▶ Aim of the exercise
Select the lines that hold the word "this" and copy each one.

Data records
____

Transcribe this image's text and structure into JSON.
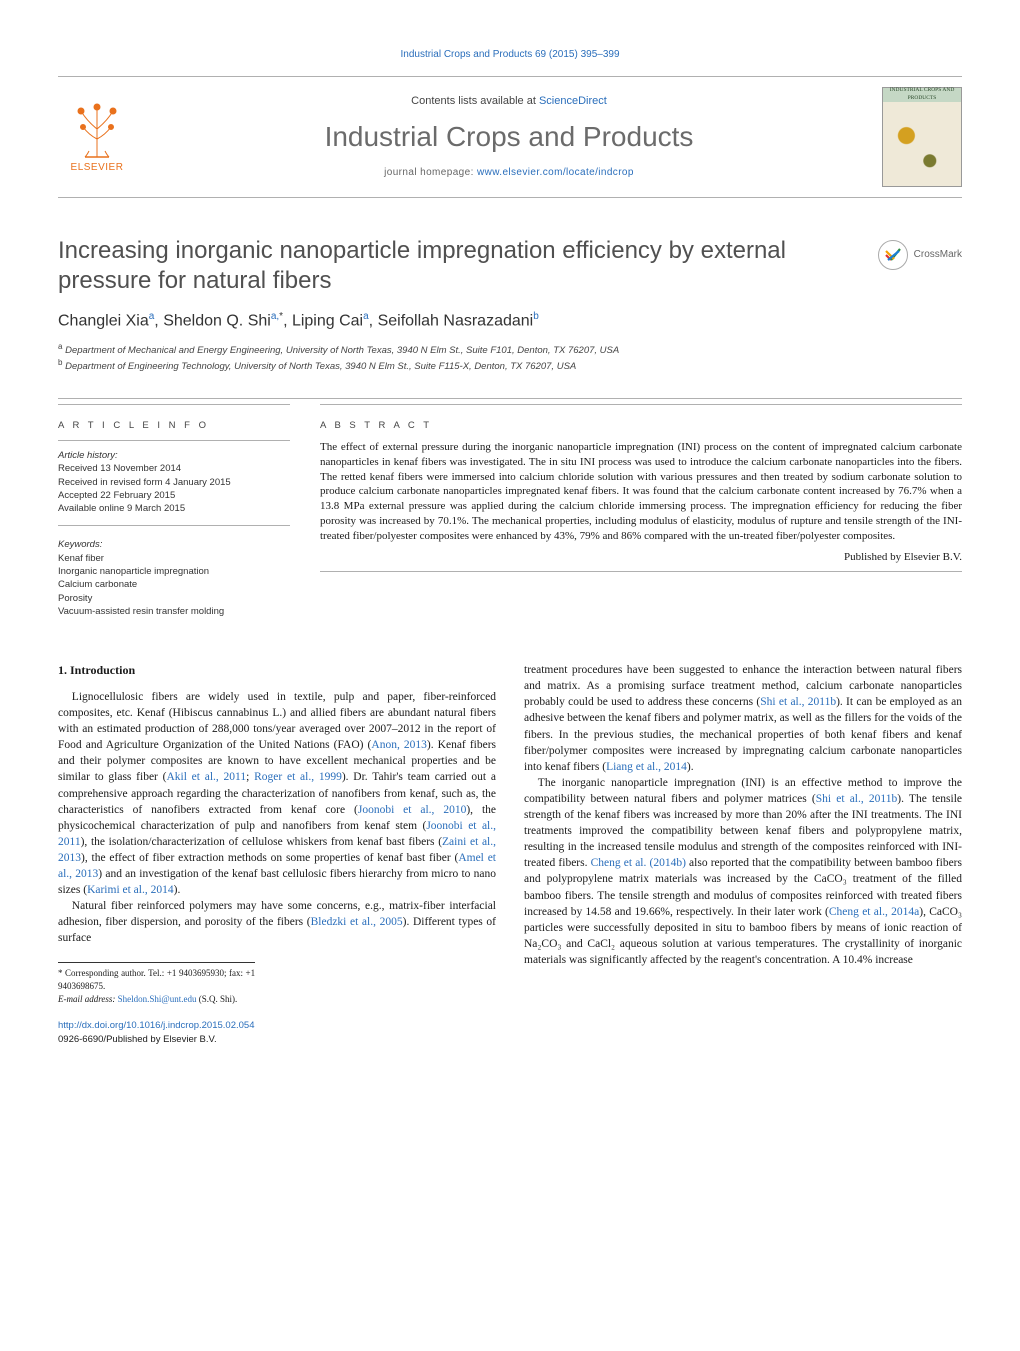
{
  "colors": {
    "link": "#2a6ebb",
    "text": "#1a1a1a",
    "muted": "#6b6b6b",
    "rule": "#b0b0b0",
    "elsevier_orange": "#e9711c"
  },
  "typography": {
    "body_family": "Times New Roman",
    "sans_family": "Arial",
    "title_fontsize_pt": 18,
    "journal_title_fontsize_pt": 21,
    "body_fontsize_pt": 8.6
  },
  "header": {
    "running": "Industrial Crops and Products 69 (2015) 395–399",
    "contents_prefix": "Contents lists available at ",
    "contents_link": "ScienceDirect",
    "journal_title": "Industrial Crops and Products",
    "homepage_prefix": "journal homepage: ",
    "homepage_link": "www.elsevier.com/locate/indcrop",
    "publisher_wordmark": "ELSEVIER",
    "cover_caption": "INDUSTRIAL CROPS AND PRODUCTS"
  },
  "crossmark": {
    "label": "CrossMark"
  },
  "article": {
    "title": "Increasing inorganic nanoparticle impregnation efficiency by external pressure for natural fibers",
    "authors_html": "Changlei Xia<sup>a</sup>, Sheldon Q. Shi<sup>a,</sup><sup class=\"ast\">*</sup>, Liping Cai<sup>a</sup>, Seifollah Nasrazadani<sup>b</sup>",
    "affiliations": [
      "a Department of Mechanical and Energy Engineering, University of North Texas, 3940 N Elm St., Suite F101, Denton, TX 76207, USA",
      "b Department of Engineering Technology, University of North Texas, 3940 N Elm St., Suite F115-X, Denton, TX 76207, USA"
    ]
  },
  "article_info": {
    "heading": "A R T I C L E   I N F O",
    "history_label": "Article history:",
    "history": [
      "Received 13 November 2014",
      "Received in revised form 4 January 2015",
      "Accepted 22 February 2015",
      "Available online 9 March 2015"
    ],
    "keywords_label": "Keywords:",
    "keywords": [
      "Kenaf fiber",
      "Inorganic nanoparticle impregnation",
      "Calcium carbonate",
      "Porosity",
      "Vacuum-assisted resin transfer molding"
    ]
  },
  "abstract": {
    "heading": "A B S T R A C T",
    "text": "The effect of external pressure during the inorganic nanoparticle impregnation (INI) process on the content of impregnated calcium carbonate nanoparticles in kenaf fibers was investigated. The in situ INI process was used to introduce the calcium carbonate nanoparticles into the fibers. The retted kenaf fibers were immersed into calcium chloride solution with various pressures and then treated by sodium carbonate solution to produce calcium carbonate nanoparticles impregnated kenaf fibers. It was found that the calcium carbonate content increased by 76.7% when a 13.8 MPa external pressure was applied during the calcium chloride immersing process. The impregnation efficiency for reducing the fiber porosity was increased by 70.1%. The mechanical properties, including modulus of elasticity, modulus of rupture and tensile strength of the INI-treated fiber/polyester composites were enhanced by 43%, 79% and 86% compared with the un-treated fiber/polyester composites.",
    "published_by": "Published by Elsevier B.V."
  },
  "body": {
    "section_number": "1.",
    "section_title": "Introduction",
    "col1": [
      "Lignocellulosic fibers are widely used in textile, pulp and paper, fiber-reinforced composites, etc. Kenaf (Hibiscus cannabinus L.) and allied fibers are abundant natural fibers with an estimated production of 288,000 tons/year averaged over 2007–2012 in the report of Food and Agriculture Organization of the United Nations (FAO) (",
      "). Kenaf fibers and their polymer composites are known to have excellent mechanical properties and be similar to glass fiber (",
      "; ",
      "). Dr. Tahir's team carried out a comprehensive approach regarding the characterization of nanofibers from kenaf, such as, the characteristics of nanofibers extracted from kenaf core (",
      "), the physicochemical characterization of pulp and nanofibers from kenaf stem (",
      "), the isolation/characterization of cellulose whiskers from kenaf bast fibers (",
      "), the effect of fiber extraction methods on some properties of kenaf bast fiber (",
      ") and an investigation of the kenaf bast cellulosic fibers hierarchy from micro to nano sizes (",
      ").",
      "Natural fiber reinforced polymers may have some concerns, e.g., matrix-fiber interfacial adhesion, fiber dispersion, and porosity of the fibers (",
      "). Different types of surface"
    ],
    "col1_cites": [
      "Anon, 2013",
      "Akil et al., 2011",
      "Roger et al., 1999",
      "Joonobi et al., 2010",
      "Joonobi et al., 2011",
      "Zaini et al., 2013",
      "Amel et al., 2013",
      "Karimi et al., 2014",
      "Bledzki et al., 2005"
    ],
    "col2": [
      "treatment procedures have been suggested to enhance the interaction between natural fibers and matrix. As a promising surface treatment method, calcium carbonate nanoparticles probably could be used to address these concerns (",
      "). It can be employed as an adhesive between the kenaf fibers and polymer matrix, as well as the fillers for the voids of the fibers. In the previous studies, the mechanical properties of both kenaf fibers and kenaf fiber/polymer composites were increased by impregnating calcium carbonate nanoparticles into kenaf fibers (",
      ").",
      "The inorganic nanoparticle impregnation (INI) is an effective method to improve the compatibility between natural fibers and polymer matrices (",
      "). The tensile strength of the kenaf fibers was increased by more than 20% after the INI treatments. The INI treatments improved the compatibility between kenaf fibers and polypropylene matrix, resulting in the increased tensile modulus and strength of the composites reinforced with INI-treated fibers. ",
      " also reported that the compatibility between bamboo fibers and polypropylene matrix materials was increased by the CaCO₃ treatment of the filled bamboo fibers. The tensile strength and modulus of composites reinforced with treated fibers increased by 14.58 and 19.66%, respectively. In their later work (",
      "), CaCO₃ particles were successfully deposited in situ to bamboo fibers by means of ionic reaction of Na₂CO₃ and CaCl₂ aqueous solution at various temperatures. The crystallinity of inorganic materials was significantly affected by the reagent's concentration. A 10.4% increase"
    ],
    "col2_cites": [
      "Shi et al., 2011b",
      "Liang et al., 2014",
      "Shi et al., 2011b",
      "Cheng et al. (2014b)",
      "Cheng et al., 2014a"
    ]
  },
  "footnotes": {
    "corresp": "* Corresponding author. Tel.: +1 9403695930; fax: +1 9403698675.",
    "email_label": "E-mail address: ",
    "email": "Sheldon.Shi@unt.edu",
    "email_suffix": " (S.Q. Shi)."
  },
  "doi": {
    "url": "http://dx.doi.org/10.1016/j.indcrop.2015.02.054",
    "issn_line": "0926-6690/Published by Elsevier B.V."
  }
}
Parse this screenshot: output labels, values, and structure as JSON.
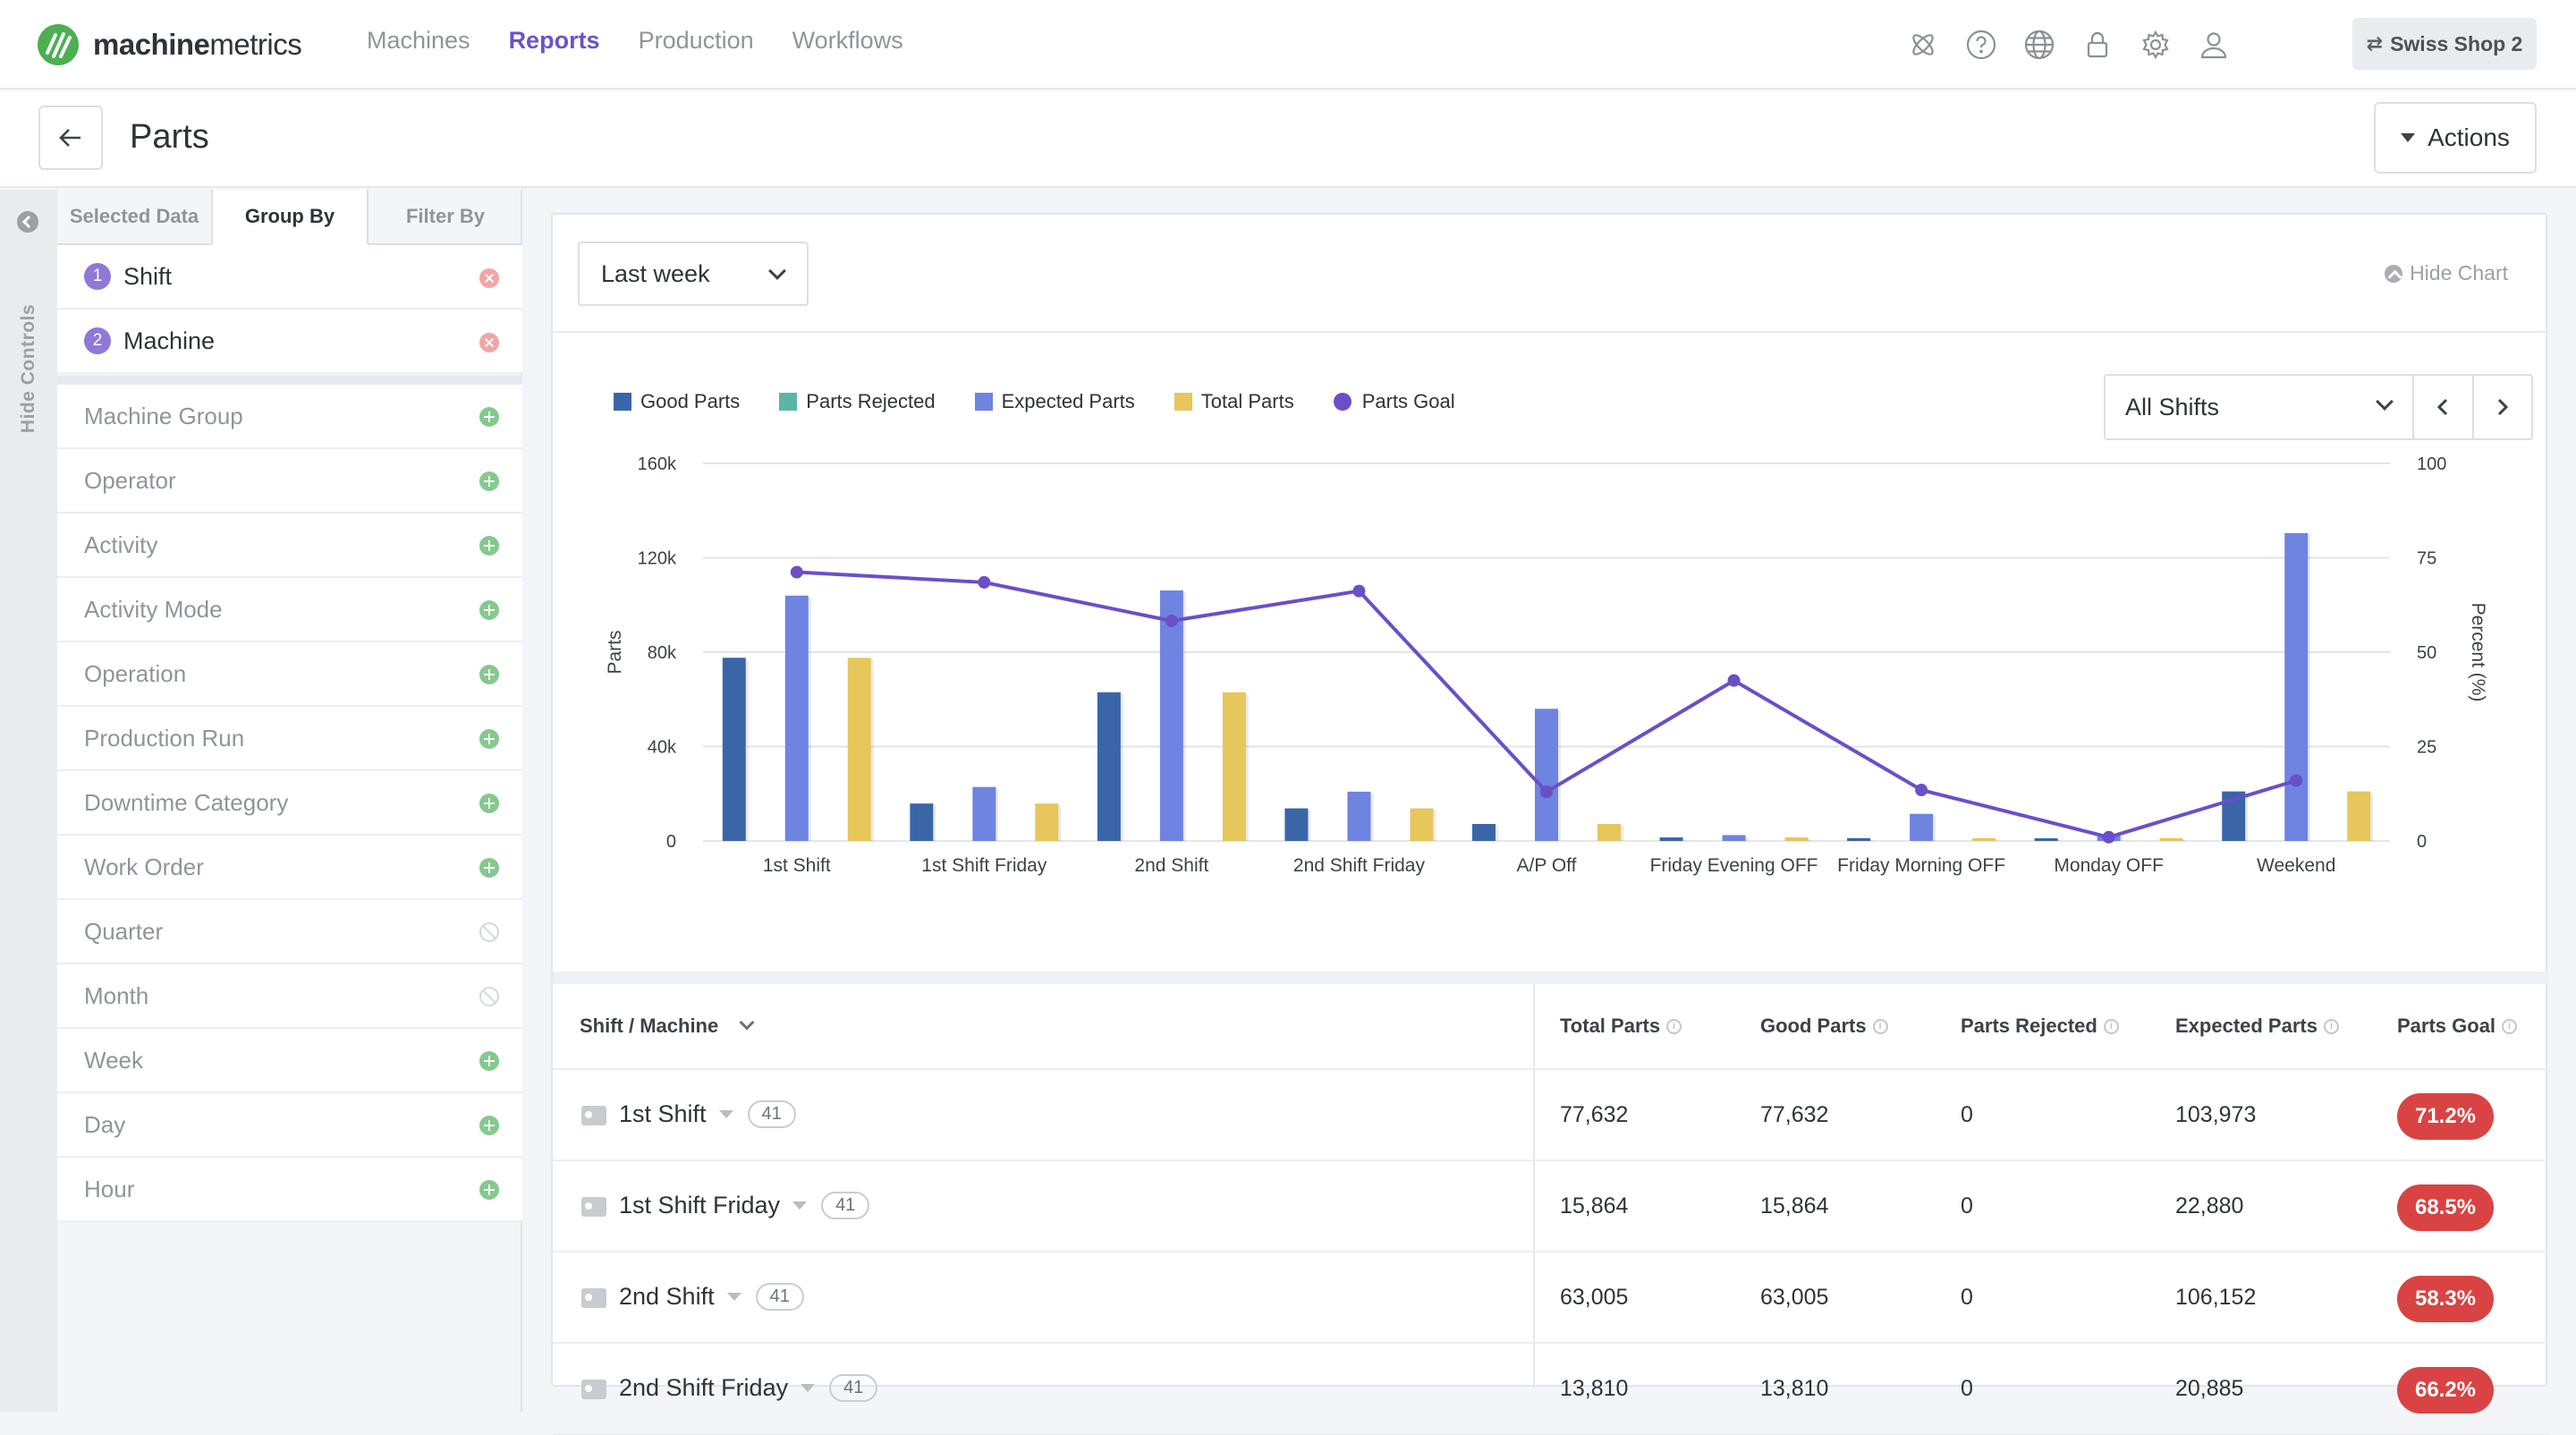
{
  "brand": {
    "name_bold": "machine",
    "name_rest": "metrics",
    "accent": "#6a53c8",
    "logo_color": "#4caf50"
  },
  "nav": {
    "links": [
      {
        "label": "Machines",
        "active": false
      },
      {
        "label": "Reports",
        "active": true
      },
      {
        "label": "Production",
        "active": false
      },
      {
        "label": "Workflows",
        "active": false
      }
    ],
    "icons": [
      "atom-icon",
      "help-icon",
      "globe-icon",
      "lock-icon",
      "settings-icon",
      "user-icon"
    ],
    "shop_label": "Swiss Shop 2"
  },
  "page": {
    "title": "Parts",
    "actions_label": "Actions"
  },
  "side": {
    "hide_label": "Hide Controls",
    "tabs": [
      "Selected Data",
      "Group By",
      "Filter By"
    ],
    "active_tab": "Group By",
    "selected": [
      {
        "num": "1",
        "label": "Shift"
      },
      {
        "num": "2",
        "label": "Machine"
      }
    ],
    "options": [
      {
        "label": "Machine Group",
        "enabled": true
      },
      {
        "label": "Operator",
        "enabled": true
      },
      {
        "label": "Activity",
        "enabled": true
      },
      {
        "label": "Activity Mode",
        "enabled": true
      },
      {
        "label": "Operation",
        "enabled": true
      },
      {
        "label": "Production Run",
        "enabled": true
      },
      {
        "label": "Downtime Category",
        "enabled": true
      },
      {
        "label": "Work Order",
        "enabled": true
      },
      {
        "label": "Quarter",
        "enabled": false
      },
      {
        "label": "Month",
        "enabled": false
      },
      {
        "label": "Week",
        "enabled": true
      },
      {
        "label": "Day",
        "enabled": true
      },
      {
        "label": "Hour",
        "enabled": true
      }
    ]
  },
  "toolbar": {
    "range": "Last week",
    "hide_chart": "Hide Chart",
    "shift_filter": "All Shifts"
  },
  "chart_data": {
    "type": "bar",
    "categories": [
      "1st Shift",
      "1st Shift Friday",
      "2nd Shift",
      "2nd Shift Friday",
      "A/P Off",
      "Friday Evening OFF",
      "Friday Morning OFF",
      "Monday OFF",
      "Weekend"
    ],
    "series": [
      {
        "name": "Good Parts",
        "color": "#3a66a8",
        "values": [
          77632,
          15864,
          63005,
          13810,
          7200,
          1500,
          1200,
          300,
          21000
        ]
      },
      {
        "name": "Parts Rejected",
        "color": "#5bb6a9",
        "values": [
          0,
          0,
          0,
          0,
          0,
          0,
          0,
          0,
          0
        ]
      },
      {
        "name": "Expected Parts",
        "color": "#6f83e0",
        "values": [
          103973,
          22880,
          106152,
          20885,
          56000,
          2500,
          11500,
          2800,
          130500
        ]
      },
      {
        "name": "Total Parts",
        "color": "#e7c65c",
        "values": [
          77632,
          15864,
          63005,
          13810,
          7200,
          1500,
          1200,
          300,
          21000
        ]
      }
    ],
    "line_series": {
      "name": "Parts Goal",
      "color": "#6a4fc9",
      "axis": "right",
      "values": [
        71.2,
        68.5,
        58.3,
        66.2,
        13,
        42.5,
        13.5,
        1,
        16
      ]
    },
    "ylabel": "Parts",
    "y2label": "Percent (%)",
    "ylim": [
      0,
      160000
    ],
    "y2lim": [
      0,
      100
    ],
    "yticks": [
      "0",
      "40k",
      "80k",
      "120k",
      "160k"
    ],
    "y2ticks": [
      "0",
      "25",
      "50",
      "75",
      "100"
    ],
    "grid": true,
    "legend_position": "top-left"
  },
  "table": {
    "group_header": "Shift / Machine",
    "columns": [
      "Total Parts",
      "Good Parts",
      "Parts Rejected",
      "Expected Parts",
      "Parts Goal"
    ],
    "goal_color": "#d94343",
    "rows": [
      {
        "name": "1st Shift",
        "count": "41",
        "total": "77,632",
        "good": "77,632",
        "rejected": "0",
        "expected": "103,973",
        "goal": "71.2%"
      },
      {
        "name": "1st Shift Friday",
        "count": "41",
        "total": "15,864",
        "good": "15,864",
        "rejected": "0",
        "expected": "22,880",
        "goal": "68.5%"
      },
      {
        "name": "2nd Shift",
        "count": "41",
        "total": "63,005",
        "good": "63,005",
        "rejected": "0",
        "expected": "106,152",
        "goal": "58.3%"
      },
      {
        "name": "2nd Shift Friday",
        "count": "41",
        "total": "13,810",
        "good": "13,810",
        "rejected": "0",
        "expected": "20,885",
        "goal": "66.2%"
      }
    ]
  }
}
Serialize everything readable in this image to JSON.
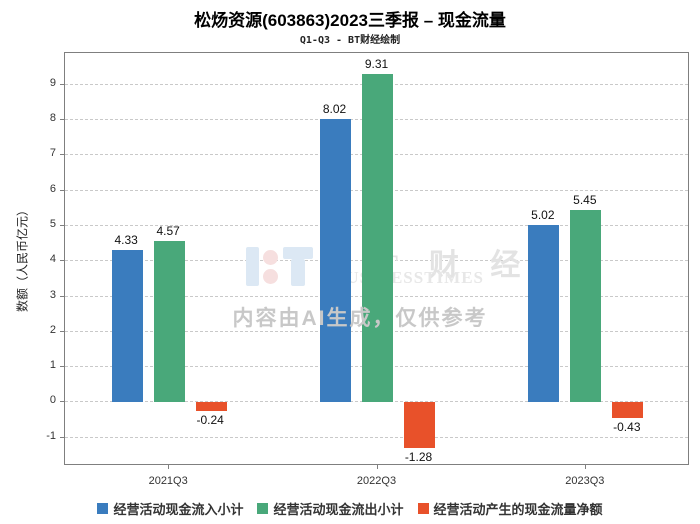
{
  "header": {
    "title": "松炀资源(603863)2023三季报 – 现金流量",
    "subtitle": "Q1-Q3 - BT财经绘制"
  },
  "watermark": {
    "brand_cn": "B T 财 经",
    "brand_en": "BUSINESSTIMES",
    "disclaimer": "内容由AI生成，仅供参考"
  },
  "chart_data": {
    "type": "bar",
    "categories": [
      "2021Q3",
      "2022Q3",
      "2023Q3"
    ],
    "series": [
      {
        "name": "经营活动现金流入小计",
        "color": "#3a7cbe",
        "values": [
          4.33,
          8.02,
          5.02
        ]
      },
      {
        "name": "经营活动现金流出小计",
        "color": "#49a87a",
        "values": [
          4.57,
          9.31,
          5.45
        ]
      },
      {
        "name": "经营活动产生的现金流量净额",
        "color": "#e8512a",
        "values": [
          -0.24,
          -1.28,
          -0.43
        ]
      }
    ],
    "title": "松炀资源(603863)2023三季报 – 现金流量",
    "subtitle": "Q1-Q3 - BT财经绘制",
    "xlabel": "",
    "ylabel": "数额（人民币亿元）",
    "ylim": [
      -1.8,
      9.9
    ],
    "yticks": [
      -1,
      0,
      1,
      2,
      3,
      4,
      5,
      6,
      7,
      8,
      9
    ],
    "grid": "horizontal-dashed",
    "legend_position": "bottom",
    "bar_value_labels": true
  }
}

____

▶ Output of the exercise
Transcribe this image's text and structure into JSON.
Parse this screenshot: output labels, values, and structure as JSON.
Serialize everything readable in this image to JSON.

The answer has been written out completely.